The request: Identify every line in the entries below that contains the word "Text", and copy each of those lines in full.

Information supplied:
• • • • •

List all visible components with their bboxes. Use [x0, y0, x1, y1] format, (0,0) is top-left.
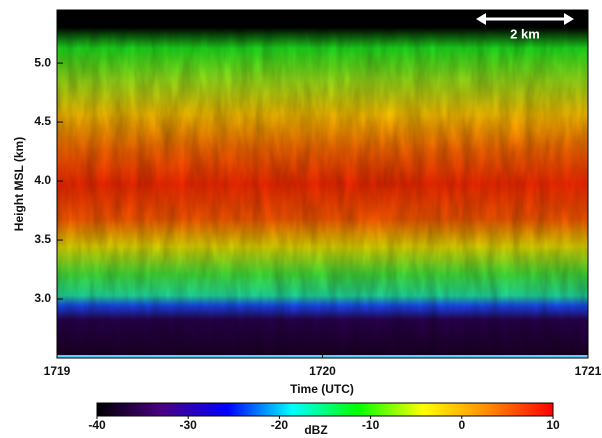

• • • • •

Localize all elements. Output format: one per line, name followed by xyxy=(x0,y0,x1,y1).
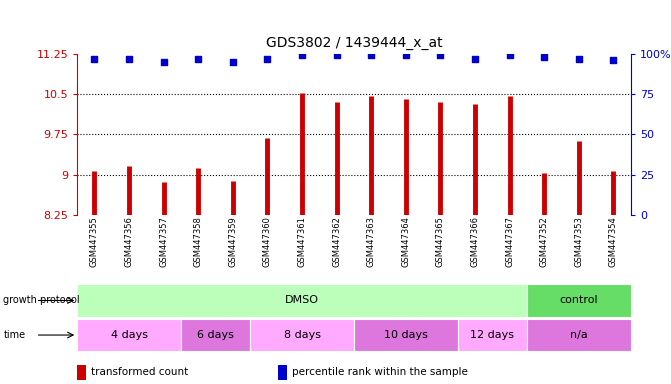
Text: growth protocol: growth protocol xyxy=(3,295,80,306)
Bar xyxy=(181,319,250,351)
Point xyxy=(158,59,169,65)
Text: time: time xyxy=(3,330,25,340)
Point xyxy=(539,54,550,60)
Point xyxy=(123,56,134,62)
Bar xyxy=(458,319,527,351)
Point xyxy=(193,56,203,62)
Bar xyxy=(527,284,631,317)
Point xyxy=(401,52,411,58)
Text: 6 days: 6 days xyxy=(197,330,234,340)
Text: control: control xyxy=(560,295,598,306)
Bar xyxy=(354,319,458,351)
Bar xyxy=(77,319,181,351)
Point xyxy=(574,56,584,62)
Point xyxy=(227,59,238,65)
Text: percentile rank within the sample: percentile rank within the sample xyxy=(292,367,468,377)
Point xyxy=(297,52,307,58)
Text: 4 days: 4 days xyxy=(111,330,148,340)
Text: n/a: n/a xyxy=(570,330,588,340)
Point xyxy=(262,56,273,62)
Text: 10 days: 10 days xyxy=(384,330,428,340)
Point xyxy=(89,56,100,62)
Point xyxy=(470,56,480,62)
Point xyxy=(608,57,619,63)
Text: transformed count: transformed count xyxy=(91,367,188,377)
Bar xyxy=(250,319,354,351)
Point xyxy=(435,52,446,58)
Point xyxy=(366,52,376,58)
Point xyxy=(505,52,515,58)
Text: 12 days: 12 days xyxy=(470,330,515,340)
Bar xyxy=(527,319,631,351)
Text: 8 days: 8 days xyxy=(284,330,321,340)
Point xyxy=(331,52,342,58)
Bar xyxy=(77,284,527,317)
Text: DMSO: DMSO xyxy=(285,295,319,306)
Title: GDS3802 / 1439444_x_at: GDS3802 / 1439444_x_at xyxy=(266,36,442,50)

• • • • •

The result:
Text: growth protocol: growth protocol xyxy=(3,295,80,306)
Text: time: time xyxy=(3,330,25,340)
Text: 6 days: 6 days xyxy=(197,330,234,340)
Text: control: control xyxy=(560,295,598,306)
Text: percentile rank within the sample: percentile rank within the sample xyxy=(292,367,468,377)
Text: 4 days: 4 days xyxy=(111,330,148,340)
Text: n/a: n/a xyxy=(570,330,588,340)
Text: 10 days: 10 days xyxy=(384,330,428,340)
Text: transformed count: transformed count xyxy=(91,367,188,377)
Text: 12 days: 12 days xyxy=(470,330,515,340)
Text: 8 days: 8 days xyxy=(284,330,321,340)
Text: DMSO: DMSO xyxy=(285,295,319,306)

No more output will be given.